> _Extracted records_
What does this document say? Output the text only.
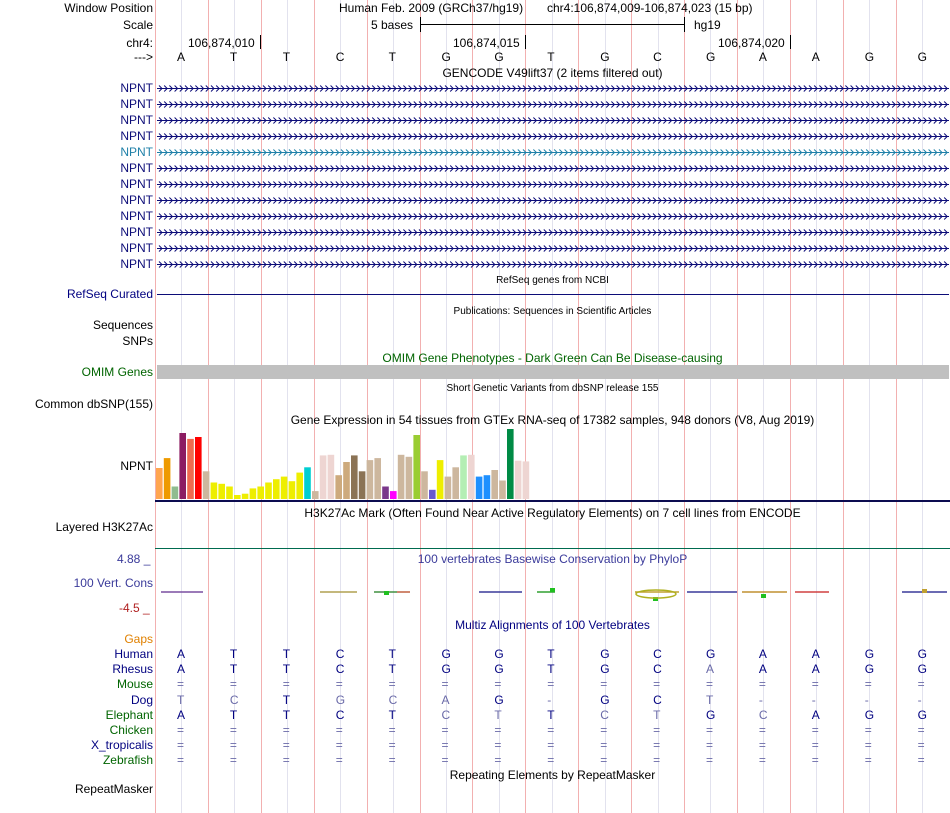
Window Position	Human Feb. 2009 (GRCh37/hg19) chr4:106,874,009-106,874,023 (15 bp)
Scale	5 bases	hg19
chr4:	106,874,010	106,874,015	106,874,020
---> A	T	T	C	T	G	G	T	G	C	G	A	A	G	G
GENCODE V49lift37 (2 items filtered out)
NPNT
NPNT
NPNT
NPNT
NPNT
NPNT
NPNT
NPNT
NPNT
NPNT
NPNT
NPNT
RefSeq genes from NCBI
RefSeq Curated
Publications: Sequences in Scientific Articles
Sequences
SNPs
OMIM Gene Phenotypes - Dark Green Can Be Disease-causing
OMIM Genes
Short Genetic Variants from dbSNP release 155
Common dbSNP(155)
Gene Expression in 54 tissues from GTEx RNA-seq of 17382 samples, 948 donors (V8, Aug 2019)
NPNT
H3K27Ac Mark (Often Found Near Active Regulatory Elements) on 7 cell lines from ENCODE
Layered H3K27Ac
100 vertebrates Basewise Conservation by PhyloP
4.88 _
100 Vert. Cons
-4.5 _
Multiz Alignments of 100 Vertebrates
Gaps
Human A	T	T	C	T	G	G	T	G	C	G	A	A	G	G
Rhesus A	T	T	C	T	G	G	T	G	C	A	A	A	G	G
Mouse =	=	=	=	=	=	=	=	=	=	=	=	=	=	=
Dog T	C	T	G	C	A	G	-	G	C	T	-	-	-	-
Elephant A	T	T	C	T	C	T	T	C	T	G	C	A	G	G
Chicken =	=	=	=	=	=	=	=	=	=	=	=	=	=	=
X_tropicalis =	=	=	=	=	=	=	=	=	=	=	=	=	=	=
Zebrafish =	=	=	=	=	=	=	=	=	=	=	=	=	=	=
Repeating Elements by RepeatMasker
RepeatMasker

> _EXERCISE GOAL_
When a line among the entries contains "RefSeq", pull that line out.

> _EXERCISE OUTPUT_
RefSeq genes from NCBI
RefSeq Curated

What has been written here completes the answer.